#### STATED EXERCISE:
Copy out each line of the data that holds the word "работы".

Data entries
-- BEGIN --

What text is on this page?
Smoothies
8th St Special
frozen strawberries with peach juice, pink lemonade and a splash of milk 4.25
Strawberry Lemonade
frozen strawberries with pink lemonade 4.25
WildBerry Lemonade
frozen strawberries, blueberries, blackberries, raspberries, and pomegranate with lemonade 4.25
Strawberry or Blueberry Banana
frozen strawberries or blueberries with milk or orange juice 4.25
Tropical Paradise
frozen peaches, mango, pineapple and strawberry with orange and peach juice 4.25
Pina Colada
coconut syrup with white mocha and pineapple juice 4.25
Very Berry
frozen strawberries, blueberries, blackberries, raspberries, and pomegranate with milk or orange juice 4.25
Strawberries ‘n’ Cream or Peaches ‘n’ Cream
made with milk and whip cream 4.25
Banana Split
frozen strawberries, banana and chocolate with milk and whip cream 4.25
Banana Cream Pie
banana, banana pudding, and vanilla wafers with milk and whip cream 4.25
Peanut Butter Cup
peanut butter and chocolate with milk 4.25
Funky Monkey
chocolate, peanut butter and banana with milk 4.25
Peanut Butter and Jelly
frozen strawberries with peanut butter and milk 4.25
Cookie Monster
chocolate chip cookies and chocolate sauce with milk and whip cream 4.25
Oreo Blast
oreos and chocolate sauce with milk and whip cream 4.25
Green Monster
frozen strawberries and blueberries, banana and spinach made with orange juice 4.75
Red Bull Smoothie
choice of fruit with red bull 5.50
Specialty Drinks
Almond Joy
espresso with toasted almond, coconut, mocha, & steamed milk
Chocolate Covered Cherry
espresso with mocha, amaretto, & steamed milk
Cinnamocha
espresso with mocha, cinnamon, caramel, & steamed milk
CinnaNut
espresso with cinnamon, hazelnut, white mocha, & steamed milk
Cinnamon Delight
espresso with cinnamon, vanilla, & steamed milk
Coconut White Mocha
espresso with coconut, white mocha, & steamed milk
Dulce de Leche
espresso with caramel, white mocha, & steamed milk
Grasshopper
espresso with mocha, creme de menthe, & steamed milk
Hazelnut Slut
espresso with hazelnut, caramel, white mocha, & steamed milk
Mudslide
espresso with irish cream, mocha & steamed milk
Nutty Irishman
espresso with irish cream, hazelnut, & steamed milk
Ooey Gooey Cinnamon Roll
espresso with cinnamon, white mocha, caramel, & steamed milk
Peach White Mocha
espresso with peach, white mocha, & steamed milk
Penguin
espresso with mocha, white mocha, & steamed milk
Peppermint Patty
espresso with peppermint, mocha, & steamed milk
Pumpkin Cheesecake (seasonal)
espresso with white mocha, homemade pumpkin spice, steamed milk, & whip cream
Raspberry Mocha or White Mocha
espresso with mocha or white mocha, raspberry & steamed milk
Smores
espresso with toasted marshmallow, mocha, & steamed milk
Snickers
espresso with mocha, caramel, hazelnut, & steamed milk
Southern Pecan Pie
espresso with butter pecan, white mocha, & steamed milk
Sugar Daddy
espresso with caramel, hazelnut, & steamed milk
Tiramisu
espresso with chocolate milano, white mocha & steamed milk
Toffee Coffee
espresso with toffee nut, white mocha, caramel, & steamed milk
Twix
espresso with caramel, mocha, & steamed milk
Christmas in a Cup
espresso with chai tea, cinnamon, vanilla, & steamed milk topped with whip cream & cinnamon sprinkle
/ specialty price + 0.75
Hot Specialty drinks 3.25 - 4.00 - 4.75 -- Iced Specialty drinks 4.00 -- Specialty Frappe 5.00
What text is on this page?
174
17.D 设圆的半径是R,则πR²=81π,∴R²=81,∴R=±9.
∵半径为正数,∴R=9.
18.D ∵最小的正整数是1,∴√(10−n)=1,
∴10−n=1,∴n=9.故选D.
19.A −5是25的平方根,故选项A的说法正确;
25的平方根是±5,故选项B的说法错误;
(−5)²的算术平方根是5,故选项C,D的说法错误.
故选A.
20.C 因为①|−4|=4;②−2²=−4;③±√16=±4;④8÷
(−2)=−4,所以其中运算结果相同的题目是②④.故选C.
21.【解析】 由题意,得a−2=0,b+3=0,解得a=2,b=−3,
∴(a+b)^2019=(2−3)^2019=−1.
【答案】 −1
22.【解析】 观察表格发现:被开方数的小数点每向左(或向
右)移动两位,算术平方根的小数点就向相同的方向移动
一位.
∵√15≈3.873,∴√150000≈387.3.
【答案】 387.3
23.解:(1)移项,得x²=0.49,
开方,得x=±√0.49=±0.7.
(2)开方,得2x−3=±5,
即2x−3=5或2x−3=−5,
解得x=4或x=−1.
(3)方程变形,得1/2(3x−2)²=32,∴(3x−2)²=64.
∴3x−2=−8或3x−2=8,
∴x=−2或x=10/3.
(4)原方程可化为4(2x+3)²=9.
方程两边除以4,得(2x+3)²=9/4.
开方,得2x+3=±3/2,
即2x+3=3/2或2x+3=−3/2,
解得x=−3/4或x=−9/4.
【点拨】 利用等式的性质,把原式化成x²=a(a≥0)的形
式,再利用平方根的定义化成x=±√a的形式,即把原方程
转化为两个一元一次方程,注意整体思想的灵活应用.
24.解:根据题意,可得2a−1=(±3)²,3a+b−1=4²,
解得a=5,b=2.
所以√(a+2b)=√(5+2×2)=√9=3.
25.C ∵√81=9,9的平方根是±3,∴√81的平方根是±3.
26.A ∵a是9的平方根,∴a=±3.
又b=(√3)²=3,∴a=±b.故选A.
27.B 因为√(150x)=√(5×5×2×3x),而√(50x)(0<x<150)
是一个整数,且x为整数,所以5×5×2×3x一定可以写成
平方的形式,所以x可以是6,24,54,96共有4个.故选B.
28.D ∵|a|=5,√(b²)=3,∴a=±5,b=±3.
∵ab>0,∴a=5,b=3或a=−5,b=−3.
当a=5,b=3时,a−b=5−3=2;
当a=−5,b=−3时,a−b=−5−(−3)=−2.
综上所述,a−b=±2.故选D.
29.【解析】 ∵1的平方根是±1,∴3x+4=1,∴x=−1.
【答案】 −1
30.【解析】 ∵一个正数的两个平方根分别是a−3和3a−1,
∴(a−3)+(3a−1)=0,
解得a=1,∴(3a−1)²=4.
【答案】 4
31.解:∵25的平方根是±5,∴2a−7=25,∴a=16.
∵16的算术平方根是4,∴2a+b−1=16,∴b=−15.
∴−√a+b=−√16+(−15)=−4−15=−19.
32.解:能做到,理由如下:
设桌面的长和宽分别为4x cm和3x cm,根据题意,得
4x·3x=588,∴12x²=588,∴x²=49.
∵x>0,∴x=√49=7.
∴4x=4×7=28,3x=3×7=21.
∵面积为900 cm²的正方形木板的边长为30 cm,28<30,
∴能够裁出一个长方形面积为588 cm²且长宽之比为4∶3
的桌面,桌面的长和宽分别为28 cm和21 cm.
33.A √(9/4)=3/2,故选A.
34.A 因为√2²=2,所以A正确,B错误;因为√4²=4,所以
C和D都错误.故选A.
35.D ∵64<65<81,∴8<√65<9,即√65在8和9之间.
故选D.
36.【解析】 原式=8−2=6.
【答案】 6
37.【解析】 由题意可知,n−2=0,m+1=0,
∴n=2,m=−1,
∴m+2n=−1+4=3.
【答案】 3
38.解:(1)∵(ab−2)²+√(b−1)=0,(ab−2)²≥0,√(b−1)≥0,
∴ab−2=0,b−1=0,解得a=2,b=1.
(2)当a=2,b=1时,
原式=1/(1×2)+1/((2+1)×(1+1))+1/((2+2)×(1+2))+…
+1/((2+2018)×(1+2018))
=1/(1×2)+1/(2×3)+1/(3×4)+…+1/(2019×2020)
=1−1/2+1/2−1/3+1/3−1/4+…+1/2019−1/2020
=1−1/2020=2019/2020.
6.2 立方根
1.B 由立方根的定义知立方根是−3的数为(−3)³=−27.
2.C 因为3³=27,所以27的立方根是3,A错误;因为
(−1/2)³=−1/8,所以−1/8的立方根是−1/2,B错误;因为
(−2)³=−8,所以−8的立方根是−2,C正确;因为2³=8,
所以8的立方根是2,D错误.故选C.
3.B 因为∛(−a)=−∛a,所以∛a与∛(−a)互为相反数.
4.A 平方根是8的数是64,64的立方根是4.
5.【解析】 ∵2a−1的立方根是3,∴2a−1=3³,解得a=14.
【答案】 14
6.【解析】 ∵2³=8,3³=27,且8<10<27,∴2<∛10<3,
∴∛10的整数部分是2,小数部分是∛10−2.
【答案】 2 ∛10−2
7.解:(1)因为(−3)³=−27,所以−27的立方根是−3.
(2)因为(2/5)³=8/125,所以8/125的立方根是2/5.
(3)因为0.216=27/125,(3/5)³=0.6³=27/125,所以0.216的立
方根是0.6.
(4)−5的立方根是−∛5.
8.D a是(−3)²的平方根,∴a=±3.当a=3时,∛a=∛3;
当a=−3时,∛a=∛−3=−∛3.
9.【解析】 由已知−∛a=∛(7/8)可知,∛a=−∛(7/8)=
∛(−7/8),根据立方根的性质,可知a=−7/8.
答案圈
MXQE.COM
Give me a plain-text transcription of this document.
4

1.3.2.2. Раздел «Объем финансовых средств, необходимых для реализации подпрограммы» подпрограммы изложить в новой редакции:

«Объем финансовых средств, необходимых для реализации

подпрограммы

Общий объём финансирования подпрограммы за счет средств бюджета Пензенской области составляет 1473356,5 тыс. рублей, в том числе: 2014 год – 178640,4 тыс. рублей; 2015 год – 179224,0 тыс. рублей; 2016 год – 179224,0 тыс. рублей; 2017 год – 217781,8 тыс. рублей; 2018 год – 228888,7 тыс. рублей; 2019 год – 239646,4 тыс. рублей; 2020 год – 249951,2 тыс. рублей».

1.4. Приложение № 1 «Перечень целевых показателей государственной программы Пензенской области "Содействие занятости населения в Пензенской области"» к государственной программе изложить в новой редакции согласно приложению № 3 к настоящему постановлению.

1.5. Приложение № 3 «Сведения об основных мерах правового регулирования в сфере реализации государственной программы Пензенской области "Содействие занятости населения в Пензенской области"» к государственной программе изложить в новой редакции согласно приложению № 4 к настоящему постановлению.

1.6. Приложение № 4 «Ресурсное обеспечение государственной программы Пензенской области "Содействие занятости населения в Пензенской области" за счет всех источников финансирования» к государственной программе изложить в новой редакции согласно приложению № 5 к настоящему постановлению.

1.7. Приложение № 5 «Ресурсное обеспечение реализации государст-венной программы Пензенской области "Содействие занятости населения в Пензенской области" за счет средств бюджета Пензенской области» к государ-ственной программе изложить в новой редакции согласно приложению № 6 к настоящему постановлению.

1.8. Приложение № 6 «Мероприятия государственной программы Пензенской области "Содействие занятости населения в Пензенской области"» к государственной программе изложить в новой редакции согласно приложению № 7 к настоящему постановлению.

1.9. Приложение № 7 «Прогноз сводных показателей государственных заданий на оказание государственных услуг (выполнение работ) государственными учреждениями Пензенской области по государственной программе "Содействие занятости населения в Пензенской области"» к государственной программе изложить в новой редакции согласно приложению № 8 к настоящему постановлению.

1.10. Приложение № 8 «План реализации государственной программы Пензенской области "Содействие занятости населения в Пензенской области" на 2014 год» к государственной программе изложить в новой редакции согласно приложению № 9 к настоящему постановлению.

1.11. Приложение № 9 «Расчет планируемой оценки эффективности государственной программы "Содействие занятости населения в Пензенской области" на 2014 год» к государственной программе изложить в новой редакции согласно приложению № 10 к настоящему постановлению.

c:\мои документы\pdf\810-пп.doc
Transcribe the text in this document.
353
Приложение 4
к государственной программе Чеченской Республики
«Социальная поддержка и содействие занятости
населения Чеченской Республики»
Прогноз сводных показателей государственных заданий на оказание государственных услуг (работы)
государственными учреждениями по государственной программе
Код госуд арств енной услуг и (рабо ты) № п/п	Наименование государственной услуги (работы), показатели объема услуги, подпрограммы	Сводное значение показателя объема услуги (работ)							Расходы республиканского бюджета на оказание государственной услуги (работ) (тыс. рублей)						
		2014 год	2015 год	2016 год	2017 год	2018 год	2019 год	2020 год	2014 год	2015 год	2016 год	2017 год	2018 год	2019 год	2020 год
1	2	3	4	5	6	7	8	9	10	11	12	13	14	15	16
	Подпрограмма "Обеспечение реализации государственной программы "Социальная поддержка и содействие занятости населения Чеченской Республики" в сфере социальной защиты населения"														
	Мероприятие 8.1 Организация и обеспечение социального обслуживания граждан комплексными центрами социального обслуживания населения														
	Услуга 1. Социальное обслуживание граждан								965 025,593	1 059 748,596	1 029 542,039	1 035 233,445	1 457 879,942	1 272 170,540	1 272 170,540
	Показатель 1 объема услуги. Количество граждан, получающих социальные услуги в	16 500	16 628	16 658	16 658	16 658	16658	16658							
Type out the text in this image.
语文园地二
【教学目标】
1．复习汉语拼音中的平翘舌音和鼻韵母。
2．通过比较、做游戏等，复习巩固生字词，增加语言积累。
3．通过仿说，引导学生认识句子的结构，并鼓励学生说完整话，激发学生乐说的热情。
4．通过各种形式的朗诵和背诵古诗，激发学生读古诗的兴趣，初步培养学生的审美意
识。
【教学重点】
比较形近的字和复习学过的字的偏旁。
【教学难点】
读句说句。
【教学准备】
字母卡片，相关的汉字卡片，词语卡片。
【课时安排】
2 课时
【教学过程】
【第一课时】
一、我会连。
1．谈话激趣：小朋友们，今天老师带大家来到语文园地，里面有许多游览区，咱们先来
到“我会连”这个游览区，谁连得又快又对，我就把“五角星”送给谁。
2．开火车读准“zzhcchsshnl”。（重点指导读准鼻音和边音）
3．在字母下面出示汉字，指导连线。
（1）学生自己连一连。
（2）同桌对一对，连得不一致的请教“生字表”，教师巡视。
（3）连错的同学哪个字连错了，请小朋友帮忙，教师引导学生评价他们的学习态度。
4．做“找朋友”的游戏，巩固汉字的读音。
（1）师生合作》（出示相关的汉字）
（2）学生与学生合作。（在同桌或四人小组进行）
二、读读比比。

-- END --

#### EXERCISE RESPONSE:
Прогноз сводных показателей государственных заданий на оказание государственных услуг (работы)
Код госуд арств енной услуг и (рабо ты) № п/п	Наименование государственной услуги (работы), показатели объема услуги, подпрограммы	Сводное значение показателя объема услуги (работ)							Расходы республиканского бюджета на оказание государственной услуги (работ) (тыс. рублей)						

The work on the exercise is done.